What is required » From the entries below, extract every line that includes the word "label".

Data tied to figure images:
--- BEGIN ---
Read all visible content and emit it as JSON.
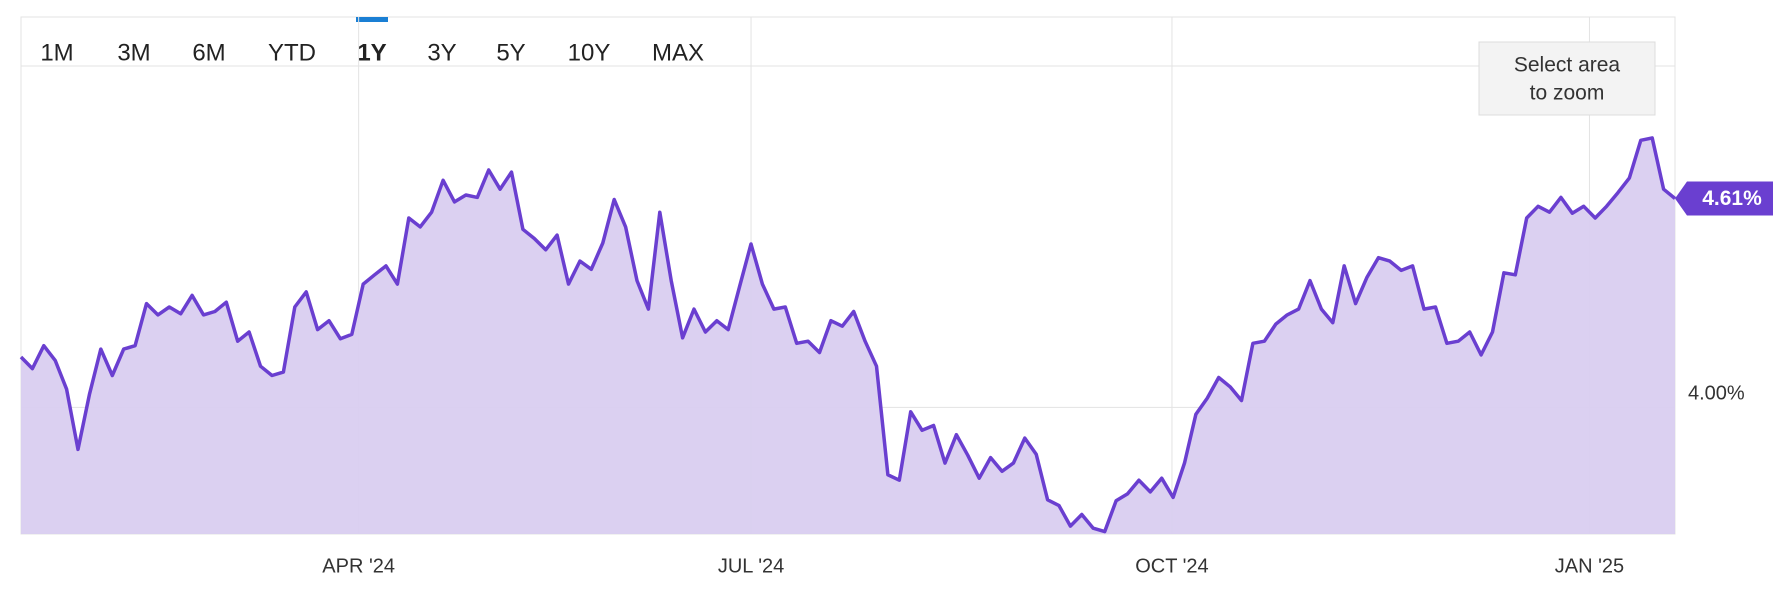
{
  "range_buttons": [
    "1M",
    "3M",
    "6M",
    "YTD",
    "1Y",
    "3Y",
    "5Y",
    "10Y",
    "MAX"
  ],
  "selected_range": "1Y",
  "disabled_ranges": [
    "10Y",
    "MAX"
  ],
  "zoom_hint": [
    "Select area",
    "to zoom"
  ],
  "chart_data": {
    "type": "area",
    "color": "#6a3fd0",
    "fill": "#d9cdf0",
    "values": [
      4.147,
      4.113,
      4.18,
      4.137,
      4.053,
      3.877,
      4.037,
      4.17,
      4.093,
      4.17,
      4.18,
      4.303,
      4.27,
      4.293,
      4.273,
      4.327,
      4.27,
      4.28,
      4.307,
      4.193,
      4.22,
      4.12,
      4.093,
      4.103,
      4.293,
      4.337,
      4.227,
      4.253,
      4.2,
      4.213,
      4.36,
      4.387,
      4.413,
      4.36,
      4.553,
      4.527,
      4.57,
      4.663,
      4.6,
      4.62,
      4.613,
      4.693,
      4.637,
      4.687,
      4.52,
      4.493,
      4.46,
      4.503,
      4.36,
      4.427,
      4.403,
      4.48,
      4.607,
      4.527,
      4.37,
      4.287,
      4.57,
      4.37,
      4.203,
      4.287,
      4.22,
      4.253,
      4.227,
      4.353,
      4.477,
      4.36,
      4.287,
      4.293,
      4.187,
      4.193,
      4.16,
      4.253,
      4.237,
      4.28,
      4.193,
      4.12,
      3.803,
      3.787,
      3.987,
      3.933,
      3.947,
      3.837,
      3.92,
      3.86,
      3.793,
      3.853,
      3.813,
      3.837,
      3.91,
      3.863,
      3.73,
      3.713,
      3.653,
      3.687,
      3.647,
      3.637,
      3.727,
      3.747,
      3.787,
      3.753,
      3.793,
      3.737,
      3.837,
      3.98,
      4.027,
      4.087,
      4.06,
      4.02,
      4.187,
      4.193,
      4.243,
      4.27,
      4.287,
      4.37,
      4.287,
      4.247,
      4.413,
      4.303,
      4.38,
      4.437,
      4.427,
      4.4,
      4.413,
      4.287,
      4.293,
      4.187,
      4.193,
      4.22,
      4.153,
      4.22,
      4.393,
      4.387,
      4.553,
      4.587,
      4.57,
      4.613,
      4.567,
      4.587,
      4.553,
      4.587,
      4.627,
      4.67,
      4.78,
      4.787,
      4.637,
      4.61
    ],
    "xlim": [
      0,
      145
    ],
    "xticks": [
      {
        "value": 29.6,
        "label": "APR '24"
      },
      {
        "value": 64,
        "label": "JUL '24"
      },
      {
        "value": 100.9,
        "label": "OCT '24"
      },
      {
        "value": 137.5,
        "label": "JAN '25"
      }
    ],
    "ylim": [
      3.63,
      5.14
    ],
    "yticks": [
      {
        "value": 4,
        "label": "4.00%"
      }
    ],
    "last_value": {
      "value": 4.61,
      "label": "4.61%"
    },
    "grid": true
  }
}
--- END ---
Response to this task »
        "label": "APR '24"
        "label": "JUL '24"
        "label": "OCT '24"
        "label": "JAN '25"
        "label": "4.00%"
      "label": "4.61%"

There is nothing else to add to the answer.